What you will do: Only a number is wanted: how many lines in these records contain the word "tarihi"?

(Stored records)
## START

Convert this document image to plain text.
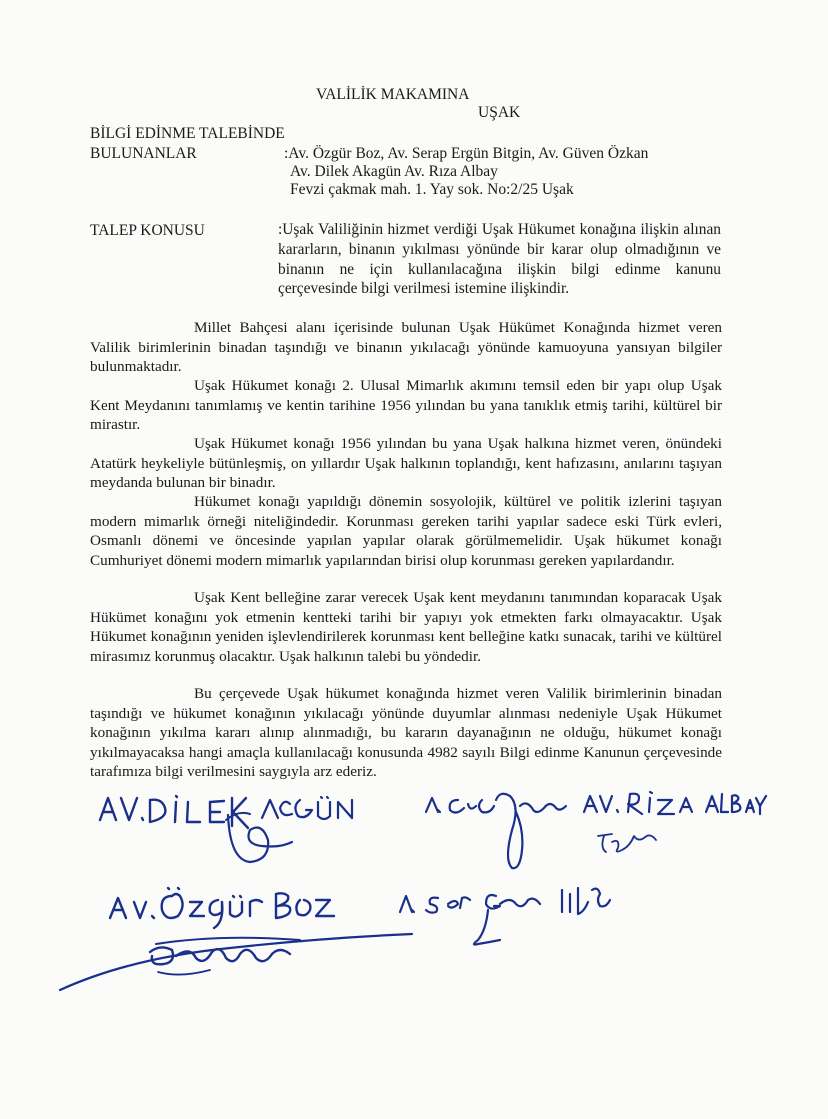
VALİLİK MAKAMINA
UŞAK
BİLGİ EDİNME TALEBİNDE
BULUNANLAR	:Av. Özgür Boz, Av. Serap Ergün Bitgin, Av. Güven Özkan
Av. Dilek Akagün Av. Rıza Albay
Fevzi çakmak mah. 1. Yay sok. No:2/25 Uşak
TALEP KONUSU	:Uşak Valiliğinin hizmet verdiği Uşak Hükumet konağına ilişkin alınan kararların, binanın yıkılması yönünde bir karar olup olmadığının ve binanın ne için kullanılacağına ilişkin bilgi edinme kanunu çerçevesinde bilgi verilmesi istemine ilişkindir.
Millet Bahçesi alanı içerisinde bulunan Uşak Hükümet Konağında hizmet veren Valilik birimlerinin binadan taşındığı ve binanın yıkılacağı yönünde kamuoyuna yansıyan bilgiler bulunmaktadır.
Uşak Hükumet konağı 2. Ulusal Mimarlık akımını temsil eden bir yapı olup Uşak Kent Meydanını tanımlamış ve kentin tarihine 1956 yılından bu yana tanıklık etmiş tarihi, kültürel bir mirastır.
Uşak Hükumet konağı 1956 yılından bu yana Uşak halkına hizmet veren, önündeki Atatürk heykeliyle bütünleşmiş, on yıllardır Uşak halkının toplandığı, kent hafızasını, anılarını taşıyan meydanda bulunan bir binadır.
Hükumet konağı yapıldığı dönemin sosyolojik, kültürel ve politik izlerini taşıyan modern mimarlık örneği niteliğindedir. Korunması gereken tarihi yapılar sadece eski Türk evleri, Osmanlı dönemi ve öncesinde yapılan yapılar olarak görülmemelidir. Uşak hükumet konağı Cumhuriyet dönemi modern mimarlık yapılarından birisi olup korunması gereken yapılardandır.
Uşak Kent belleğine zarar verecek Uşak kent meydanını tanımından koparacak Uşak Hükümet konağını yok etmenin kentteki tarihi bir yapıyı yok etmekten farkı olmayacaktır. Uşak Hükumet konağının yeniden işlevlendirilerek korunması kent belleğine katkı sunacak, tarihi ve kültürel mirasımız korunmuş olacaktır. Uşak halkının talebi bu yöndedir.
Bu çerçevede Uşak hükumet konağında hizmet veren Valilik birimlerinin binadan taşındığı ve hükumet konağının yıkılacağı yönünde duyumlar alınması nedeniyle Uşak Hükumet konağının yıkılma kararı alınıp alınmadığı, bu kararın dayanağının ne olduğu, hükumet konağı yıkılmayacaksa hangi amaçla kullanılacağı konusunda 4982 sayılı Bilgi edinme Kanunun çerçevesinde tarafımıza bilgi verilmesini saygıyla arz ederiz.
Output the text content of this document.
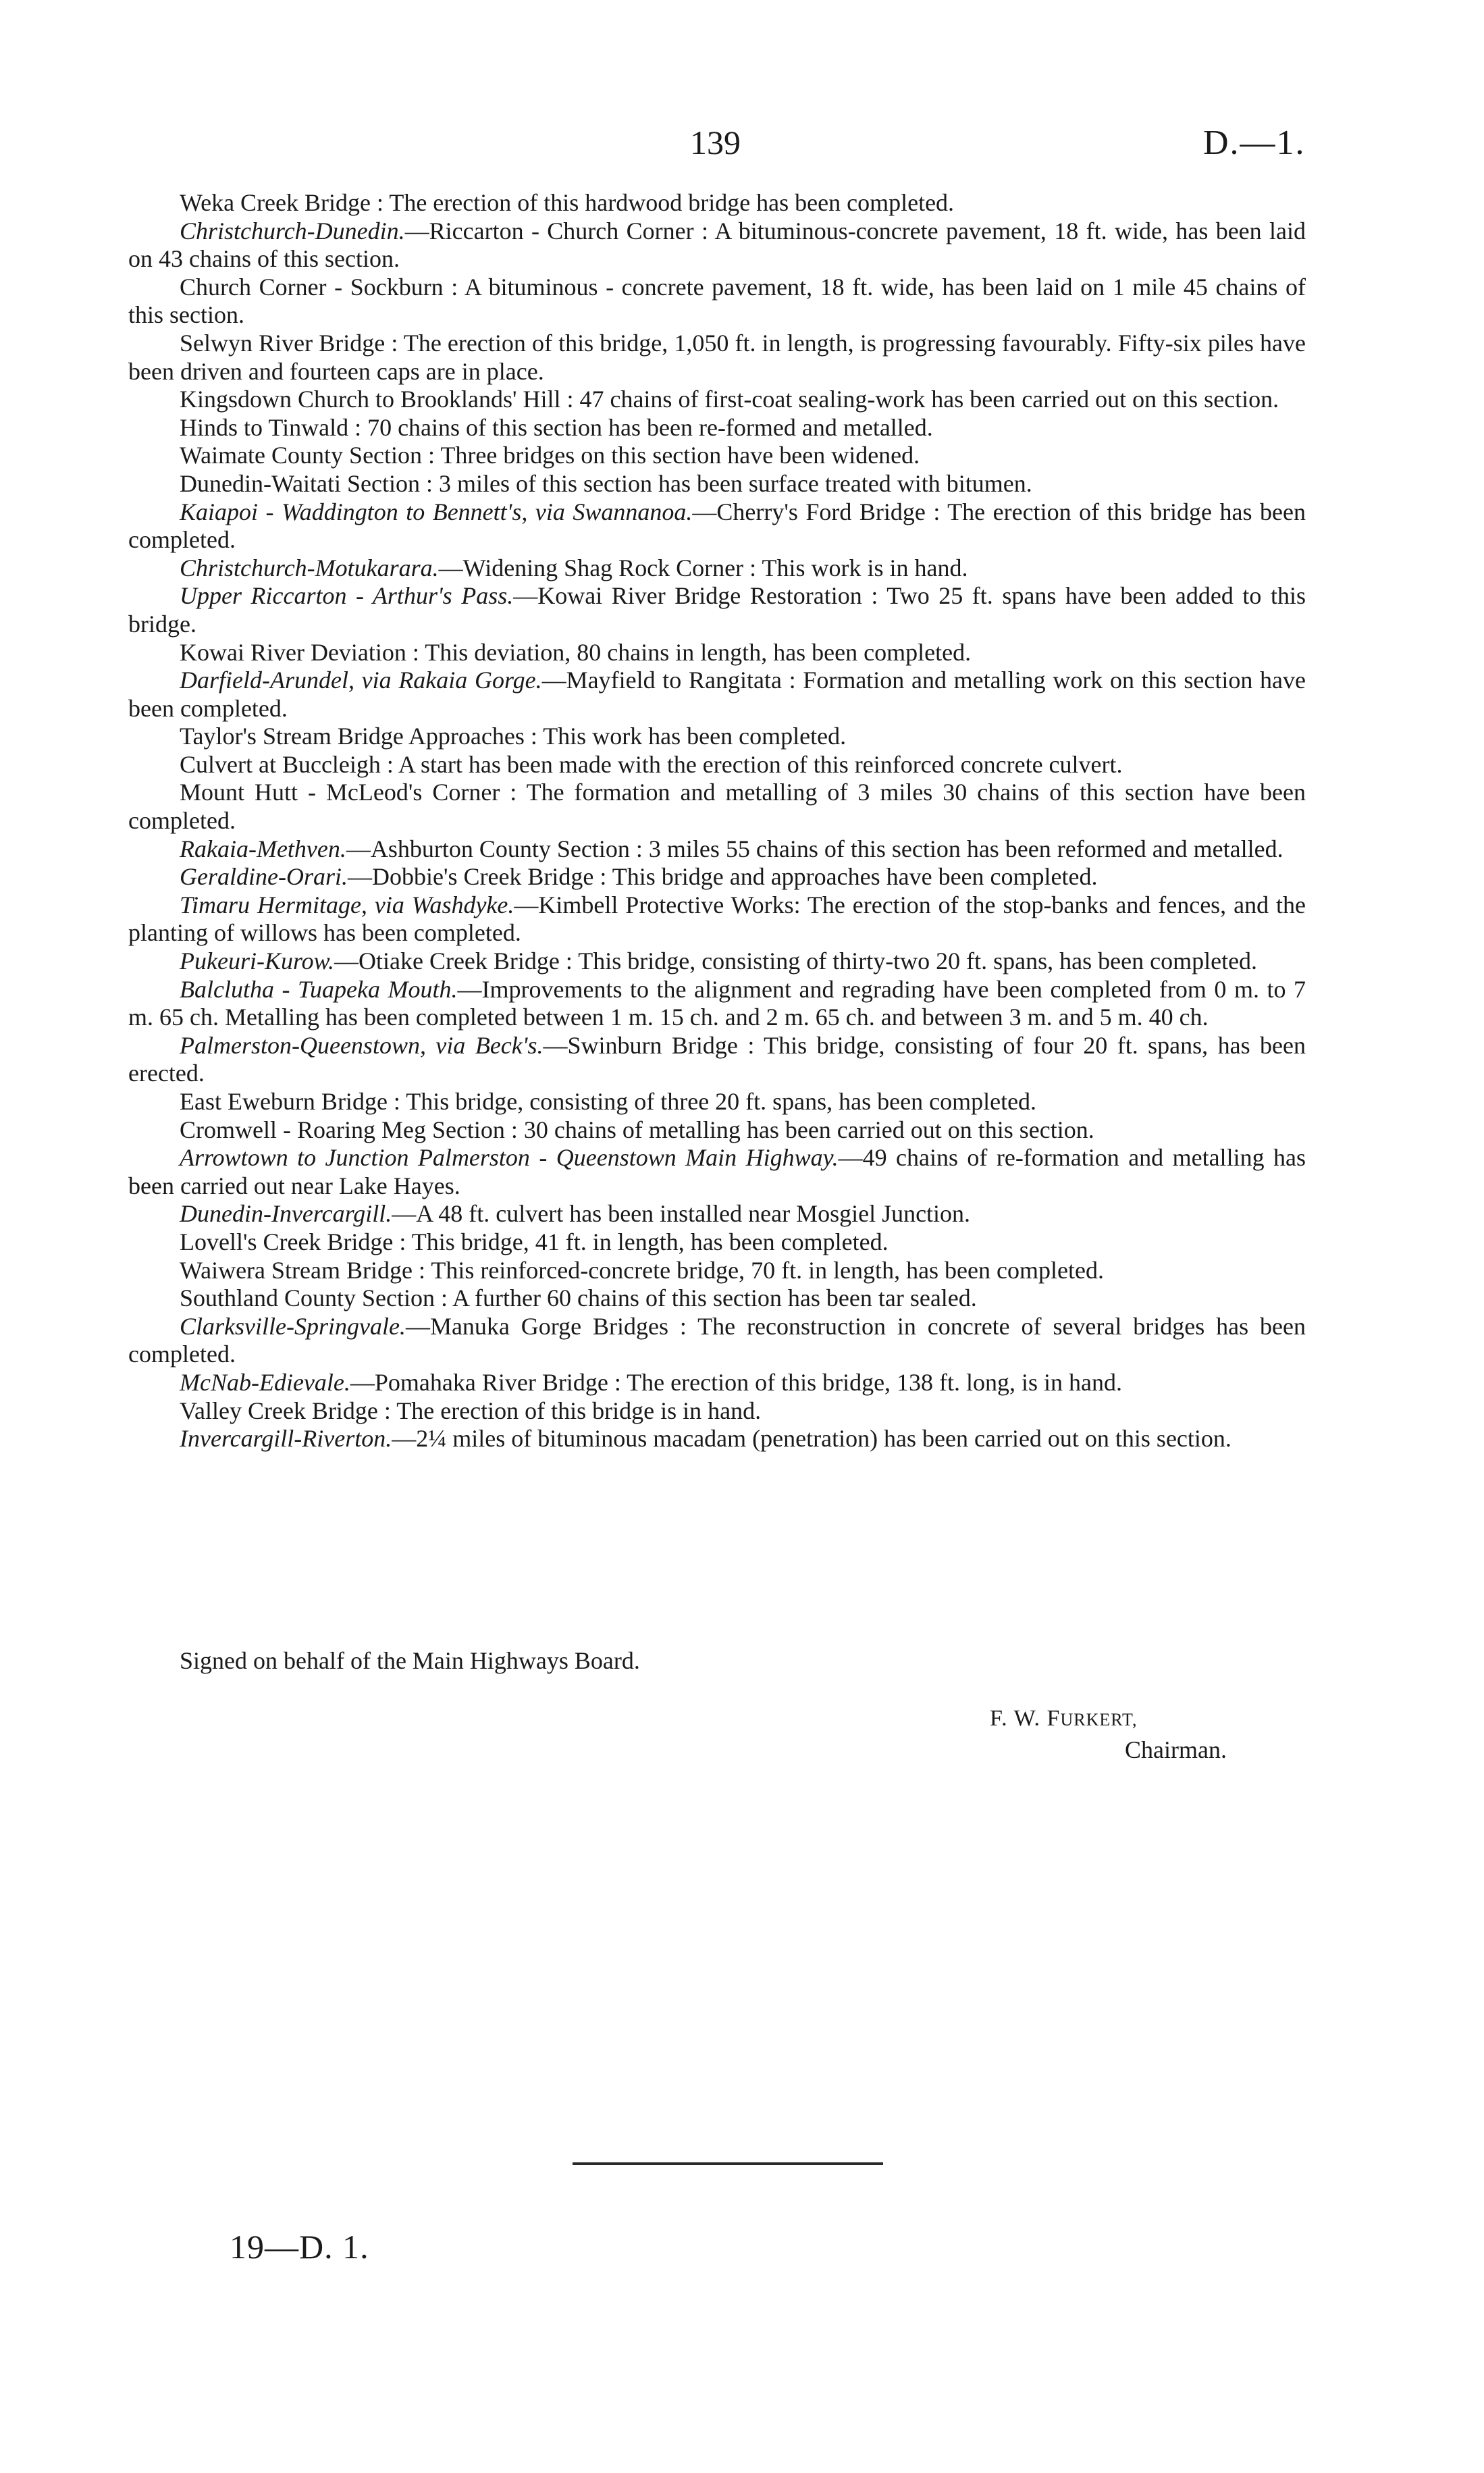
139	D.—1.

Weka Creek Bridge : The erection of this hardwood bridge has been completed.

Christchurch-Dunedin.—Riccarton - Church Corner : A bituminous-concrete pavement, 18 ft. wide, has been laid on 43 chains of this section.

Church Corner - Sockburn : A bituminous - concrete pavement, 18 ft. wide, has been laid on 1 mile 45 chains of this section.

Selwyn River Bridge : The erection of this bridge, 1,050 ft. in length, is progressing favourably. Fifty-six piles have been driven and fourteen caps are in place.

Kingsdown Church to Brooklands' Hill : 47 chains of first-coat sealing-work has been carried out on this section.

Hinds to Tinwald : 70 chains of this section has been re-formed and metalled.

Waimate County Section : Three bridges on this section have been widened.

Dunedin-Waitati Section : 3 miles of this section has been surface treated with bitumen.

Kaiapoi - Waddington to Bennett's, via Swannanoa.—Cherry's Ford Bridge : The erection of this bridge has been completed.

Christchurch-Motukarara.—Widening Shag Rock Corner : This work is in hand.

Upper Riccarton - Arthur's Pass.—Kowai River Bridge Restoration : Two 25 ft. spans have been added to this bridge.

Kowai River Deviation : This deviation, 80 chains in length, has been completed.

Darfield-Arundel, via Rakaia Gorge.—Mayfield to Rangitata : Formation and metalling work on this section have been completed.

Taylor's Stream Bridge Approaches : This work has been completed.

Culvert at Buccleigh : A start has been made with the erection of this reinforced concrete culvert.

Mount Hutt - McLeod's Corner : The formation and metalling of 3 miles 30 chains of this section have been completed.

Rakaia-Methven.—Ashburton County Section : 3 miles 55 chains of this section has been reformed and metalled.

Geraldine-Orari.—Dobbie's Creek Bridge : This bridge and approaches have been completed.

Timaru Hermitage, via Washdyke.—Kimbell Protective Works: The erection of the stop-banks and fences, and the planting of willows has been completed.

Pukeuri-Kurow.—Otiake Creek Bridge : This bridge, consisting of thirty-two 20 ft. spans, has been completed.

Balclutha - Tuapeka Mouth.—Improvements to the alignment and regrading have been completed from 0 m. to 7 m. 65 ch. Metalling has been completed between 1 m. 15 ch. and 2 m. 65 ch. and between 3 m. and 5 m. 40 ch.

Palmerston-Queenstown, via Beck's.—Swinburn Bridge : This bridge, consisting of four 20 ft. spans, has been erected.

East Eweburn Bridge : This bridge, consisting of three 20 ft. spans, has been completed.

Cromwell - Roaring Meg Section : 30 chains of metalling has been carried out on this section.

Arrowtown to Junction Palmerston - Queenstown Main Highway.—49 chains of re-formation and metalling has been carried out near Lake Hayes.

Dunedin-Invercargill.—A 48 ft. culvert has been installed near Mosgiel Junction.

Lovell's Creek Bridge : This bridge, 41 ft. in length, has been completed.

Waiwera Stream Bridge : This reinforced-concrete bridge, 70 ft. in length, has been completed.

Southland County Section : A further 60 chains of this section has been tar sealed.

Clarksville-Springvale.—Manuka Gorge Bridges : The reconstruction in concrete of several bridges has been completed.

McNab-Edievale.—Pomahaka River Bridge : The erection of this bridge, 138 ft. long, is in hand.

Valley Creek Bridge : The erection of this bridge is in hand.

Invercargill-Riverton.—2¼ miles of bituminous macadam (penetration) has been carried out on this section.

Signed on behalf of the Main Highways Board.

F. W. FURKERT,
Chairman.
19—D. 1.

## END

Finished answer: 3